TASK INPUT
· · · · ·
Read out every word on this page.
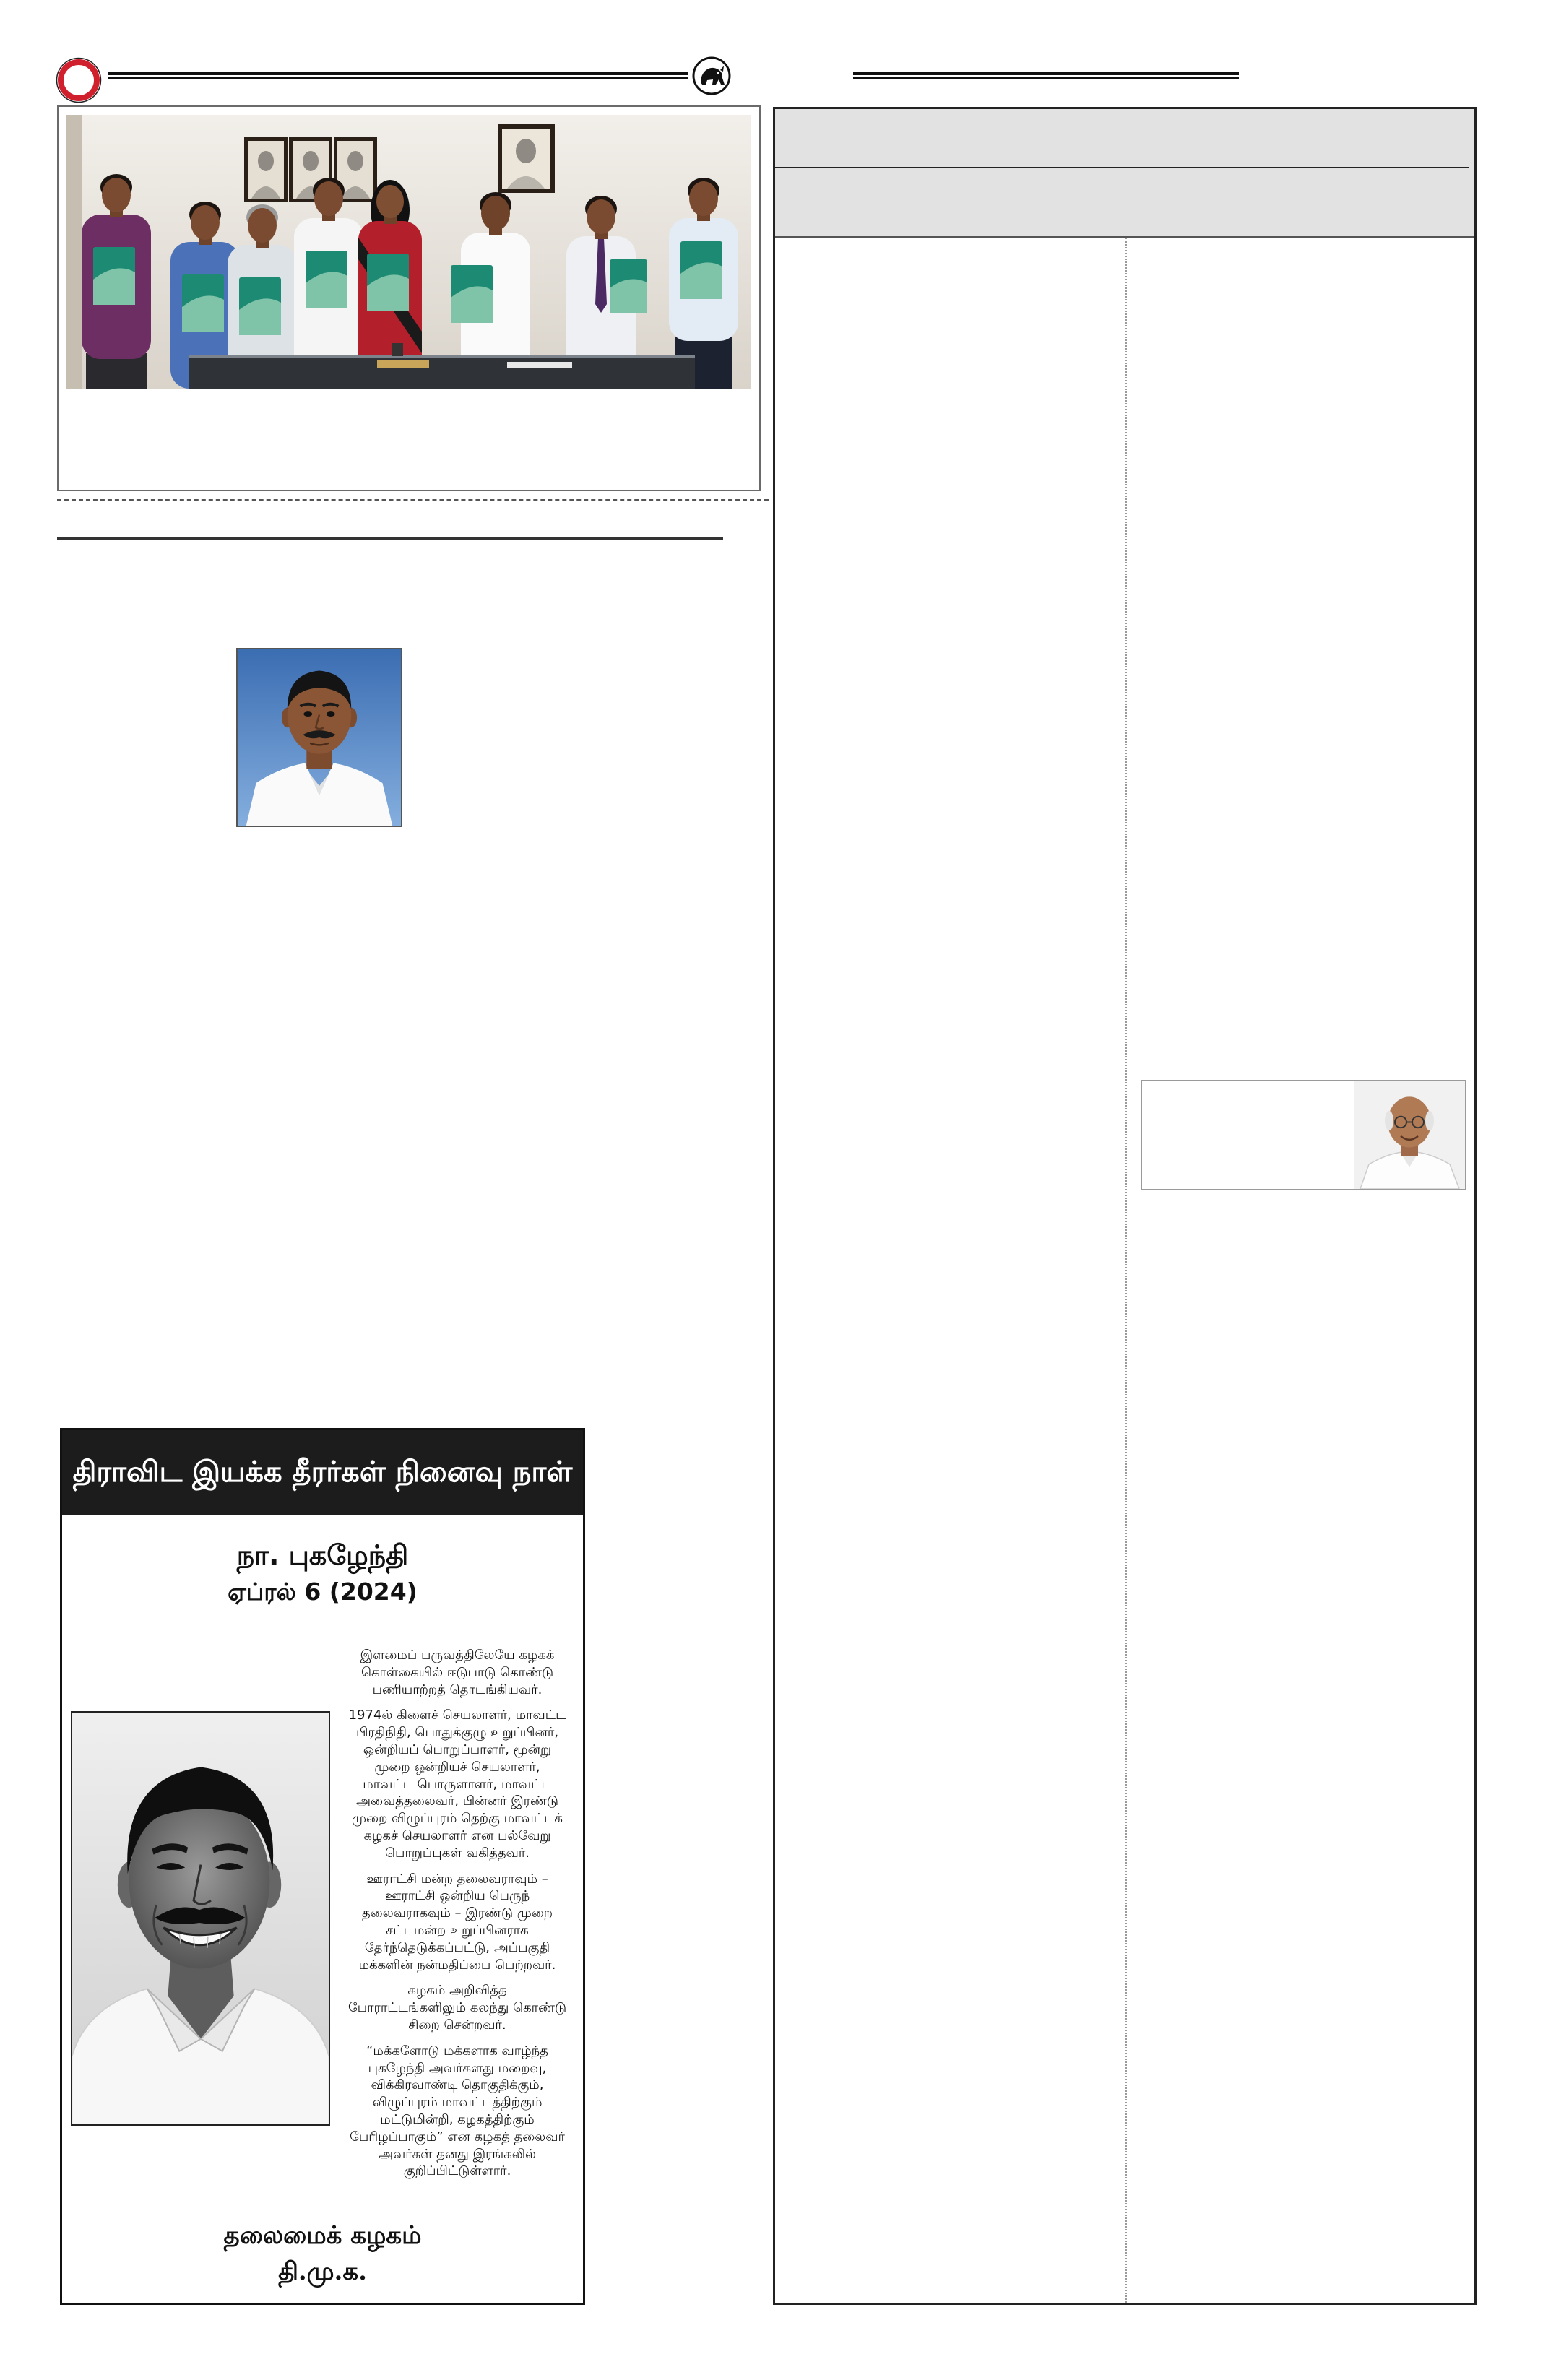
திராவிட இயக்க தீரர்கள் நினைவு நாள்
நா. புகழேந்தி
ஏப்ரல் 6 (2024)
இளமைப் பருவத்திலேயே கழகக்
கொள்கையில் ஈடுபாடு கொண்டு
பணியாற்றத் தொடங்கியவர்.
1974ல் கிளைச் செயலாளர், மாவட்ட
பிரதிநிதி, பொதுக்குழு உறுப்பினர்,
ஒன்றியப் பொறுப்பாளர், மூன்று
முறை ஒன்றியச் செயலாளர்,
மாவட்ட பொருளாளர், மாவட்ட
அவைத்தலைவர், பின்னர் இரண்டு
முறை விழுப்புரம் தெற்கு மாவட்டக்
கழகச் செயலாளர் என பல்வேறு
பொறுப்புகள் வகித்தவர்.
ஊராட்சி மன்ற தலைவராவும் –
ஊராட்சி ஒன்றிய பெருந்
தலைவராகவும் – இரண்டு முறை
சட்டமன்ற உறுப்பினராக
தேர்ந்தெடுக்கப்பட்டு, அப்பகுதி
மக்களின் நன்மதிப்பை பெற்றவர்.
கழகம் அறிவித்த
போராட்டங்களிலும் கலந்து கொண்டு
சிறை சென்றவர்.
“மக்களோடு மக்களாக வாழ்ந்த
புகழேந்தி அவர்களது மறைவு,
விக்கிரவாண்டி தொகுதிக்கும்,
விழுப்புரம் மாவட்டத்திற்கும்
மட்டுமின்றி, கழகத்திற்கும்
பேரிழப்பாகும்” என கழகத் தலைவர்
அவர்கள் தனது இரங்கலில்
குறிப்பிட்டுள்ளார்.
தலைமைக் கழகம்
தி.மு.க.
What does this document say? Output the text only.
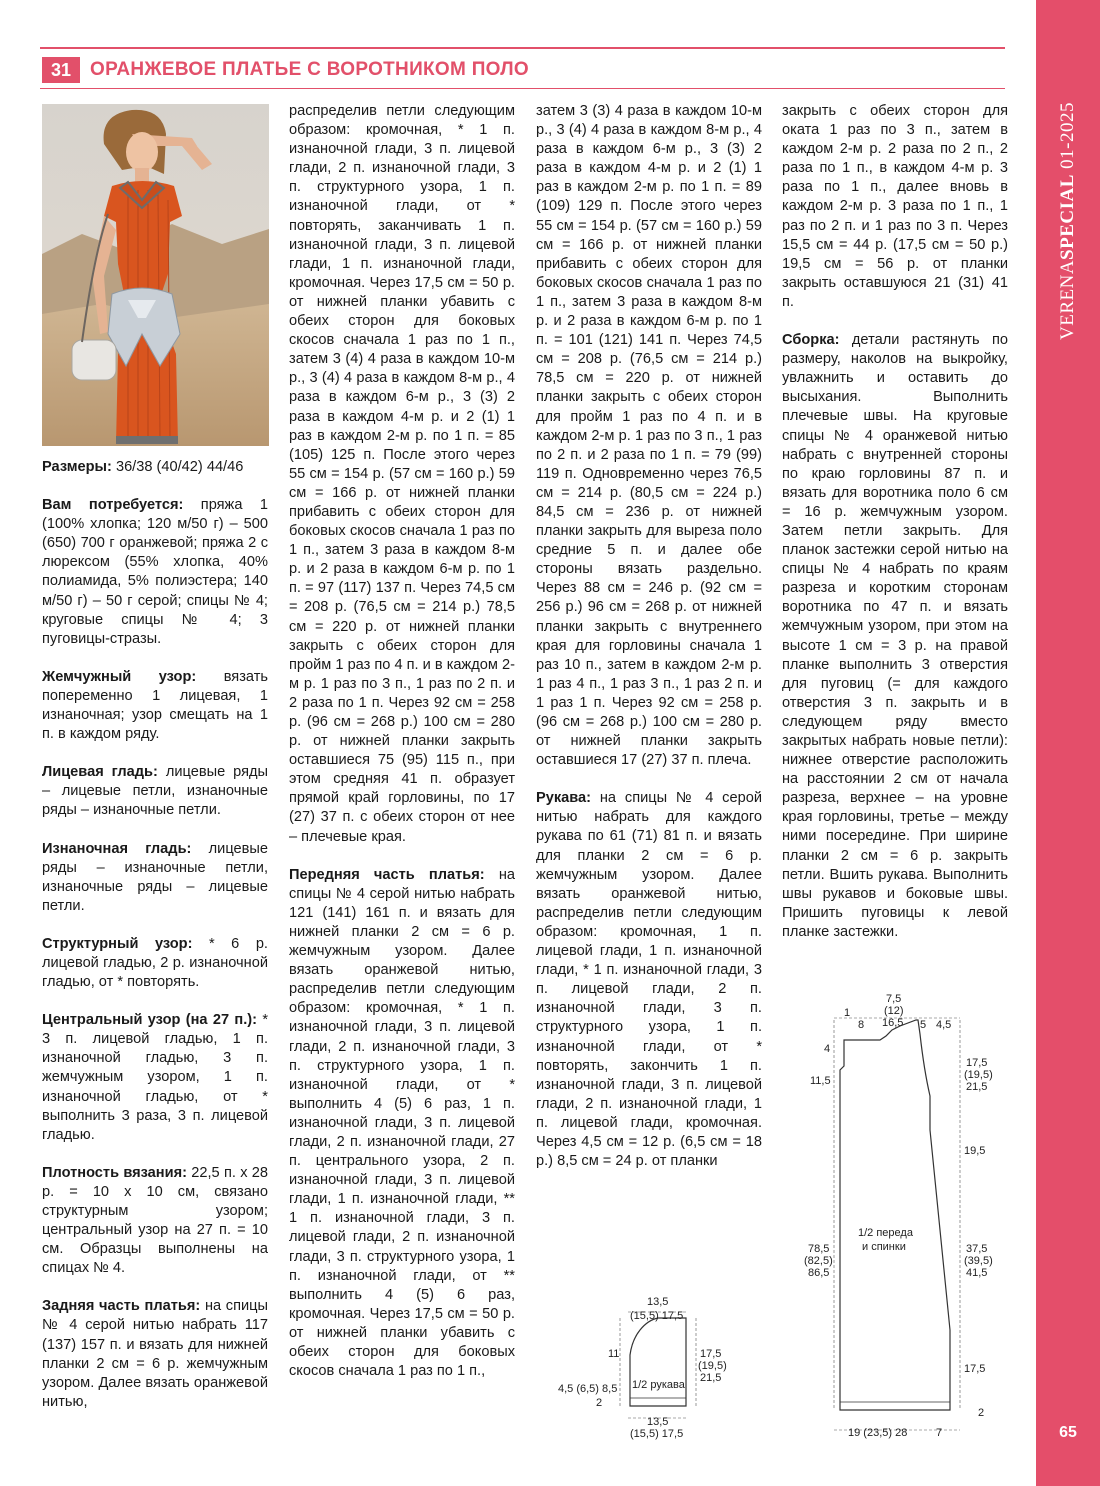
31 ОРАНЖЕВОЕ ПЛАТЬЕ С ВОРОТНИКОМ ПОЛО
VERENASPECIAL 01-2025
65

Размеры: 36/38 (40/42) 44/46

Вам потребуется: пряжа 1 (100% хлопка; 120 м/50 г) – 500 (650) 700 г оранжевой; пряжа 2 с люрексом (55% хлопка, 40% полиамида, 5% полиэстера; 140 м/50 г) – 50 г серой; спицы № 4; круговые спицы № 4; 3 пуговицы-стразы.

Жемчужный узор: вязать попеременно 1 лицевая, 1 изнаночная; узор смещать на 1 п. в каждом ряду.

Лицевая гладь: лицевые ряды – лицевые петли, изнаночные ряды – изнаночные петли.

Изнаночная гладь: лицевые ряды – изнаночные петли, изнаночные ряды – лицевые петли.

Структурный узор: * 6 р. лицевой гладью, 2 р. изнаночной гладью, от * повторять.

Центральный узор (на 27 п.): * 3 п. лицевой гладью, 1 п. изнаночной гладью, 3 п. жемчужным узором, 1 п. изнаночной гладью, от * выполнить 3 раза, 3 п. лицевой гладью.

Плотность вязания: 22,5 п. х 28 р. = 10 х 10 см, связано структурным узором; центральный узор на 27 п. = 10 см. Образцы выполнены на спицах № 4.

Задняя часть платья: на спицы № 4 серой нитью набрать 117 (137) 157 п. и вязать для нижней планки 2 см = 6 р. жемчужным узором. Далее вязать оранжевой нитью,

распределив петли следующим образом: кромочная, * 1 п. изнаночной глади, 3 п. лицевой глади, 2 п. изнаночной глади, 3 п. структурного узора, 1 п. изнаночной глади, от * повторять, заканчивать 1 п. изнаночной глади, 3 п. лицевой глади, 1 п. изнаночной глади, кромочная. Через 17,5 см = 50 р. от нижней планки убавить с обеих сторон для боковых скосов сначала 1 раз по 1 п., затем 3 (4) 4 раза в каждом 10-м р., 3 (4) 4 раза в каждом 8-м р., 4 раза в каждом 6-м р., 3 (3) 2 раза в каждом 4-м р. и 2 (1) 1 раз в каждом 2-м р. по 1 п. = 85 (105) 125 п. После этого через 55 см = 154 р. (57 см = 160 р.) 59 см = 166 р. от нижней планки прибавить с обеих сторон для боковых скосов сначала 1 раз по 1 п., затем 3 раза в каждом 8-м р. и 2 раза в каждом 6-м р. по 1 п. = 97 (117) 137 п. Через 74,5 см = 208 р. (76,5 см = 214 р.) 78,5 см = 220 р. от нижней планки закрыть с обеих сторон для пройм 1 раз по 4 п. и в каждом 2-м р. 1 раз по 3 п., 1 раз по 2 п. и 2 раза по 1 п. Через 92 см = 258 р. (96 см = 268 р.) 100 см = 280 р. от нижней планки закрыть оставшиеся 75 (95) 115 п., при этом средняя 41 п. образует прямой край горловины, по 17 (27) 37 п. с обеих сторон от нее – плечевые края.

Передняя часть платья: на спицы № 4 серой нитью набрать 121 (141) 161 п. и вязать для нижней планки 2 см = 6 р. жемчужным узором. Далее вязать оранжевой нитью, распределив петли следующим образом: кромочная, * 1 п. изнаночной глади, 3 п. лицевой глади, 2 п. изнаночной глади, 3 п. структурного узора, 1 п. изнаночной глади, от * выполнить 4 (5) 6 раз, 1 п. изнаночной глади, 3 п. лицевой глади, 2 п. изнаночной глади, 27 п. центрального узора, 2 п. изнаночной глади, 3 п. лицевой глади, 1 п. изнаночной глади, ** 1 п. изнаночной глади, 3 п. лицевой глади, 2 п. изнаночной глади, 3 п. структурного узора, 1 п. изнаночной глади, от ** выполнить 4 (5) 6 раз, кромочная. Через 17,5 см = 50 р. от нижней планки убавить с обеих сторон для боковых скосов сначала 1 раз по 1 п.,

затем 3 (3) 4 раза в каждом 10-м р., 3 (4) 4 раза в каждом 8-м р., 4 раза в каждом 6-м р., 3 (3) 2 раза в каждом 4-м р. и 2 (1) 1 раз в каждом 2-м р. по 1 п. = 89 (109) 129 п. После этого через 55 см = 154 р. (57 см = 160 р.) 59 см = 166 р. от нижней планки прибавить с обеих сторон для боковых скосов сначала 1 раз по 1 п., затем 3 раза в каждом 8-м р. и 2 раза в каждом 6-м р. по 1 п. = 101 (121) 141 п. Через 74,5 см = 208 р. (76,5 см = 214 р.) 78,5 см = 220 р. от нижней планки закрыть с обеих сторон для пройм 1 раз по 4 п. и в каждом 2-м р. 1 раз по 3 п., 1 раз по 2 п. и 2 раза по 1 п. = 79 (99) 119 п. Одновременно через 76,5 см = 214 р. (80,5 см = 224 р.) 84,5 см = 236 р. от нижней планки закрыть для выреза поло средние 5 п. и далее обе стороны вязать раздельно. Через 88 см = 246 р. (92 см = 256 р.) 96 см = 268 р. от нижней планки закрыть с внутреннего края для горловины сначала 1 раз 10 п., затем в каждом 2-м р. 1 раз 4 п., 1 раз 3 п., 1 раз 2 п. и 1 раз 1 п. Через 92 см = 258 р. (96 см = 268 р.) 100 см = 280 р. от нижней планки закрыть оставшиеся 17 (27) 37 п. плеча.

Рукава: на спицы № 4 серой нитью набрать для каждого рукава по 61 (71) 81 п. и вязать для планки 2 см = 6 р. жемчужным узором. Далее вязать оранжевой нитью, распределив петли следующим образом: кромочная, 1 п. лицевой глади, 1 п. изнаночной глади, * 1 п. изнаночной глади, 3 п. лицевой глади, 2 п. изнаночной глади, 3 п. структурного узора, 1 п. изнаночной глади, от * повторять, закончить 1 п. изнаночной глади, 3 п. лицевой глади, 2 п. изнаночной глади, 1 п. лицевой глади, кромочная. Через 4,5 см = 12 р. (6,5 см = 18 р.) 8,5 см = 24 р. от планки

закрыть с обеих сторон для оката 1 раз по 3 п., затем в каждом 2-м р. 2 раза по 2 п., 2 раза по 1 п., в каждом 4-м р. 3 раза по 1 п., далее вновь в каждом 2-м р. 3 раза по 1 п., 1 раз по 2 п. и 1 раз по 3 п. Через 15,5 см = 44 р. (17,5 см = 50 р.) 19,5 см = 56 р. от планки закрыть оставшуюся 21 (31) 41 п.

Сборка: детали растянуть по размеру, наколов на выкройку, увлажнить и оставить до высыхания. Выполнить плечевые швы. На круговые спицы № 4 оранжевой нитью набрать с внутренней стороны по краю горловины 87 п. и вязать для воротника поло 6 см = 16 р. жемчужным узором. Затем петли закрыть. Для планок застежки серой нитью на спицы № 4 набрать по краям разреза и коротким сторонам воротника по 47 п. и вязать жемчужным узором, при этом на высоте 1 см = 3 р. на правой планке выполнить 3 отверстия для пуговиц (= для каждого отверстия 3 п. закрыть и в следующем ряду вместо закрытых набрать новые петли): нижнее отверстие расположить на расстоянии 2 см от начала разреза, верхнее – на уровне края горловины, третье – между ними посередине. При ширине планки 2 см = 6 р. закрыть петли. Вшить рукава. Выполнить швы рукавов и боковые швы. Пришить пуговицы к левой планке застежки.

13,5
(15,5) 17,5
11
4,5 (6,5) 8,5
2
17,5
(19,5)
21,5
1/2 рукава
13,5
(15,5) 17,5
1
8
7,5
(12)
16,5 5 4,5
4
11,5
78,5
(82,5)
86,5
17,5
(19,5)
21,5
19,5
37,5
(39,5)
41,5
17,5
2
1/2 переда
и спинки
19 (23,5) 28	7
· · · · ·
WRITTEN REQUEST
Scan the listing above for the word "лицевые" and copy every line that holds it.

OUTPUT FOR THIS TASK
Лицевая гладь: лицевые ряды – лицевые петли, изнаночные ряды – изнаночные петли.
Изнаночная гладь: лицевые ряды – изнаночные петли, изнаночные ряды – лицевые петли.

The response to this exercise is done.